## [Task instructions]
In the entries that follow, how many lines contain "赋能教育"? Answer with the number only.
◆ ◆ ◆ ◆ ◆
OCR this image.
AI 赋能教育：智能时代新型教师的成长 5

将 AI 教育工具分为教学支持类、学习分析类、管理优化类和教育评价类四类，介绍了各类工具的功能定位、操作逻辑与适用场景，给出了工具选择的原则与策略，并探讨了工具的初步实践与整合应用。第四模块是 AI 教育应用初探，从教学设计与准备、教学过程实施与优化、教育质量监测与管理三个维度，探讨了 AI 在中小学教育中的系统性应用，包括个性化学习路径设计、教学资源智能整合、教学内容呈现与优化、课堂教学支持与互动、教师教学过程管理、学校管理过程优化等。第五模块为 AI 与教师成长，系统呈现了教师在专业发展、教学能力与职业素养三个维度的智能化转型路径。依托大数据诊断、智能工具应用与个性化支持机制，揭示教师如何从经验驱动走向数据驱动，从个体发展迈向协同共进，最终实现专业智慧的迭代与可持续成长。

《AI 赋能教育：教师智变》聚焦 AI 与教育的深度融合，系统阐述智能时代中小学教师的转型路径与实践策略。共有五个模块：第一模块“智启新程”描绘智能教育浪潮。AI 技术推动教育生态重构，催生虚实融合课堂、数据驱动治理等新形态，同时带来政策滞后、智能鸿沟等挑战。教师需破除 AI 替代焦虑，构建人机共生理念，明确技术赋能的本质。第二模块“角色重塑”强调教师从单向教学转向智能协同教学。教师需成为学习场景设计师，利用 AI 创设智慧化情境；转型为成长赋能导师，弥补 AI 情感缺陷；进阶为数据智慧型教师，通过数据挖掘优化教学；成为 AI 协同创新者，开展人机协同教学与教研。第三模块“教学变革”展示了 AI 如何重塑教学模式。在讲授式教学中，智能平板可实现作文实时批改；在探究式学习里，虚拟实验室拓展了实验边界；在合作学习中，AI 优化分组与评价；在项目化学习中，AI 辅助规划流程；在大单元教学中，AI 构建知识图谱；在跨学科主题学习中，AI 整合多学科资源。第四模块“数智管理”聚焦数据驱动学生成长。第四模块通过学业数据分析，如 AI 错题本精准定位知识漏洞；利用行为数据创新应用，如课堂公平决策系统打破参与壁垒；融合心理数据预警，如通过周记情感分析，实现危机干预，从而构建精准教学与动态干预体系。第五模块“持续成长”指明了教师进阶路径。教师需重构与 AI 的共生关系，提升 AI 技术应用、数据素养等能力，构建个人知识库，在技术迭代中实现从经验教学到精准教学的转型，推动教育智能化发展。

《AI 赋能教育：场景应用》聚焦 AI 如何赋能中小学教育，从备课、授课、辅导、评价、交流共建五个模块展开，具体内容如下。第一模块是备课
◆ ◆ ◆ ◆ ◆
## [Answer in full]
3